[Written problem]
Copy each line below in which the word "this" occurs.

[Extracted information]
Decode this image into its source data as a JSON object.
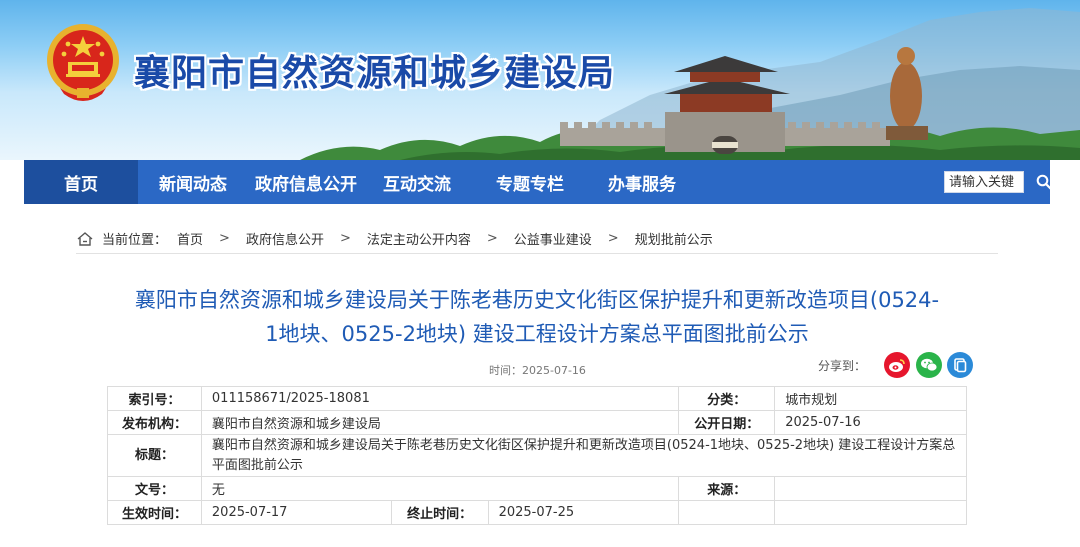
{
  "site": {
    "title": "襄阳市自然资源和城乡建设局",
    "emblem_icon": "national-emblem-icon",
    "gate_plaque": "襄阳门"
  },
  "nav": {
    "items": [
      {
        "label": "首页",
        "active": true
      },
      {
        "label": "新闻动态"
      },
      {
        "label": "政府信息公开"
      },
      {
        "label": "互动交流"
      },
      {
        "label": "专题专栏"
      },
      {
        "label": "办事服务"
      }
    ],
    "search_placeholder": "请输入关键",
    "search_icon": "magnifier-icon"
  },
  "breadcrumb": {
    "label": "当前位置：",
    "items": [
      "首页",
      "政府信息公开",
      "法定主动公开内容",
      "公益事业建设",
      "规划批前公示"
    ],
    "separator": ">"
  },
  "article": {
    "title_line1": "襄阳市自然资源和城乡建设局关于陈老巷历史文化街区保护提升和更新改造项目(0524-",
    "title_line2": "1地块、0525-2地块) 建设工程设计方案总平面图批前公示",
    "time_label": "时间：",
    "time": "2025-07-16",
    "share_label": "分享到："
  },
  "info": {
    "index_label": "索引号：",
    "index_value": "011158671/2025-18081",
    "category_label": "分类：",
    "category_value": "城市规划",
    "publisher_label": "发布机构：",
    "publisher_value": "襄阳市自然资源和城乡建设局",
    "pubdate_label": "公开日期：",
    "pubdate_value": "2025-07-16",
    "subject_label": "标题：",
    "subject_value": "襄阳市自然资源和城乡建设局关于陈老巷历史文化街区保护提升和更新改造项目(0524-1地块、0525-2地块) 建设工程设计方案总平面图批前公示",
    "docno_label": "文号：",
    "docno_value": "无",
    "source_label": "来源：",
    "source_value": "",
    "effective_label": "生效时间：",
    "effective_value": "2025-07-17",
    "end_label": "终止时间：",
    "end_value": "2025-07-25"
  },
  "colors": {
    "nav_bg": "#2b68c5",
    "nav_active": "#1d4f9e",
    "title_blue": "#1f5bb5",
    "site_title": "#1a4aa8"
  }
}
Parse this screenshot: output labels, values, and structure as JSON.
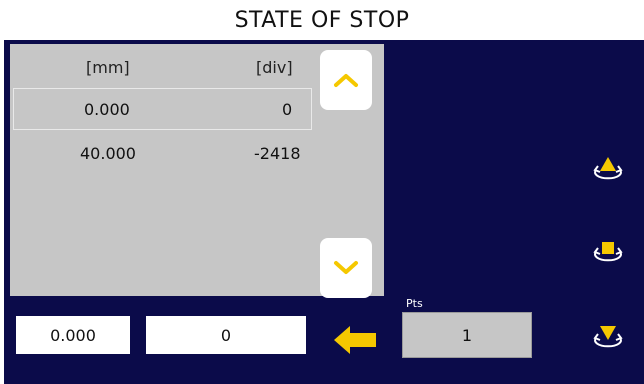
{
  "title": "STATE OF STOP",
  "table": {
    "headers": [
      "[mm]",
      "[div]"
    ],
    "rows": [
      {
        "mm": "0.000",
        "div": "0"
      },
      {
        "mm": "40.000",
        "div": "-2418"
      }
    ]
  },
  "inputs": {
    "mm_value": "0.000",
    "div_value": "0"
  },
  "points": {
    "label": "Pts",
    "value": "1"
  },
  "colors": {
    "background": "#0b0b4a",
    "accent": "#f5c800",
    "table_bg": "#c6c6c6"
  },
  "icons": {
    "scroll_up": "chevron-up-icon",
    "scroll_down": "chevron-down-icon",
    "enter": "arrow-left-icon",
    "rotate_up": "rotate-up-icon",
    "rotate_stop": "rotate-stop-icon",
    "rotate_down": "rotate-down-icon"
  }
}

[Answer]
Decode this image into its source data as a JSON object.
Parse this screenshot: output labels, values, and structure as JSON.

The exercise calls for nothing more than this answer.